> Extracted information:
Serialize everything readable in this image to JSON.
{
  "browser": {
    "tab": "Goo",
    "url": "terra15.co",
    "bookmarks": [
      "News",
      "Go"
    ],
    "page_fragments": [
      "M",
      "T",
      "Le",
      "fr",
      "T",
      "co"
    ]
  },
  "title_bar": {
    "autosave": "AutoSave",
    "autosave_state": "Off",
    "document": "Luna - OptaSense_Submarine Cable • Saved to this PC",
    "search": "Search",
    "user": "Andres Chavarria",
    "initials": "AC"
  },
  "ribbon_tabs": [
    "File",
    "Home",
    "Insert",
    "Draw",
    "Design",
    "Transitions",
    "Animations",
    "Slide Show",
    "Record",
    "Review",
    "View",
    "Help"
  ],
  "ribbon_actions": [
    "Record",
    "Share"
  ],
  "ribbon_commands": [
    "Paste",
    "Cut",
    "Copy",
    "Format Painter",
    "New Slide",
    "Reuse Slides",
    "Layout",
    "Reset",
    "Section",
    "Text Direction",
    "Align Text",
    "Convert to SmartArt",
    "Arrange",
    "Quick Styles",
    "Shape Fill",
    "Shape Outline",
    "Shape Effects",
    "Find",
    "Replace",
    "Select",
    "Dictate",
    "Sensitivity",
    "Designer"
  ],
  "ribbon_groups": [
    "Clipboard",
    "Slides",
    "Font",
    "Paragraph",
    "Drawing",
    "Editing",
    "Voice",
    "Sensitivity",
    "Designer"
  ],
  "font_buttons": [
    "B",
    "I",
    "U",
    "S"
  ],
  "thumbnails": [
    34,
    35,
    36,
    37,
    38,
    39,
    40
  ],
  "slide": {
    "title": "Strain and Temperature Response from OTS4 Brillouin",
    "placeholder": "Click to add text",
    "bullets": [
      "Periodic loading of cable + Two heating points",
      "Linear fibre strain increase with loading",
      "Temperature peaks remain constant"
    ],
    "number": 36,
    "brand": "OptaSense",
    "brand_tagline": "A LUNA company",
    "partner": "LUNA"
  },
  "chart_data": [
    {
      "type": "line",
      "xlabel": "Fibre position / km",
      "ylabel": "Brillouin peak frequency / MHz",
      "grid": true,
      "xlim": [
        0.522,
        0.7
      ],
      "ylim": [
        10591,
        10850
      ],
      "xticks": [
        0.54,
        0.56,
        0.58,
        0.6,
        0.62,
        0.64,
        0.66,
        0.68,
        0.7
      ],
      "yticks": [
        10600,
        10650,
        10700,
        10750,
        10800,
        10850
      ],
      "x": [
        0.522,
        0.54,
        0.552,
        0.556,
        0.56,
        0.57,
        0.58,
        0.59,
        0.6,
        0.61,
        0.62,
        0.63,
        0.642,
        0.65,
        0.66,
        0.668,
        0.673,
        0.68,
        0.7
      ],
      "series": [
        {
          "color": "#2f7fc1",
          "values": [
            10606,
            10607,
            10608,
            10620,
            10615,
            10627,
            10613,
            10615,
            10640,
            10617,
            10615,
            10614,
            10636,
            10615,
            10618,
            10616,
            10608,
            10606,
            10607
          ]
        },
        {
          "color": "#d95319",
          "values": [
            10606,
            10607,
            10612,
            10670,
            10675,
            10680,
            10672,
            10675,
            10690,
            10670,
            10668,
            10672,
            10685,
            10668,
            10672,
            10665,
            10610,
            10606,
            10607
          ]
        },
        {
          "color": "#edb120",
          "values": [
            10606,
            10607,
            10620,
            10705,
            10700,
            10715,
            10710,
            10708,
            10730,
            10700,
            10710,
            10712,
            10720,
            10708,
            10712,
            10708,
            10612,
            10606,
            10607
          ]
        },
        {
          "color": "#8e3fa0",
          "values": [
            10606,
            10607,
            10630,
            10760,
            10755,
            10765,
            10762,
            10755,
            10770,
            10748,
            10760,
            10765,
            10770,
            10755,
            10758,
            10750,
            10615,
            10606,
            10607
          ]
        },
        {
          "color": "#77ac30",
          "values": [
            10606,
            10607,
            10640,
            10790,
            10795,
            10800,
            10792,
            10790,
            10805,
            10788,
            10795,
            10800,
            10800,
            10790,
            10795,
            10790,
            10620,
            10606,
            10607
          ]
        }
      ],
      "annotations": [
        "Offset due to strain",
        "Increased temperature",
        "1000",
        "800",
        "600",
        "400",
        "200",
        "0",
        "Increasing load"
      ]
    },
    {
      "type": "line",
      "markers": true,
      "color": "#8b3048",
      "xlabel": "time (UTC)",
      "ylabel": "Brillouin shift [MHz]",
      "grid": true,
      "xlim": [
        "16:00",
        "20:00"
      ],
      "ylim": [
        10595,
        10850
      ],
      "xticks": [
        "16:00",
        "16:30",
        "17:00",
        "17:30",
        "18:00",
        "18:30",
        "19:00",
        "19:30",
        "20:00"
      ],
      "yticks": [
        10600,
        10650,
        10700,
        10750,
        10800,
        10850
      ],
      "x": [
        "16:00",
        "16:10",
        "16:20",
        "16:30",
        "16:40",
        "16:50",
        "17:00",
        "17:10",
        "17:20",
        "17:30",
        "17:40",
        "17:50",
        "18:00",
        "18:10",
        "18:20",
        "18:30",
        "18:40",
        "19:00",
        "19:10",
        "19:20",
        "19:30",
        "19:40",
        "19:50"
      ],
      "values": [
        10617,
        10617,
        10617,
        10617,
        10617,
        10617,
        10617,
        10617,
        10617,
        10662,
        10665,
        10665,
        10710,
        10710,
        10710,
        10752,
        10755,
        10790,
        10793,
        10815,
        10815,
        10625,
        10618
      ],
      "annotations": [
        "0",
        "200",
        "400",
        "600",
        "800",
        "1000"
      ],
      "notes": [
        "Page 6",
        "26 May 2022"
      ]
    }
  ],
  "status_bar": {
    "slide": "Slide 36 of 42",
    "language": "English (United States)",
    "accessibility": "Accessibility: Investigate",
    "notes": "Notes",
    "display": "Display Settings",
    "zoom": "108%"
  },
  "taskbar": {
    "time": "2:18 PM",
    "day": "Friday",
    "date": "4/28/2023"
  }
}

> Stated exercise: Answer with one number: how many lines in the listing hold "ylabel".

> Result of the task: 2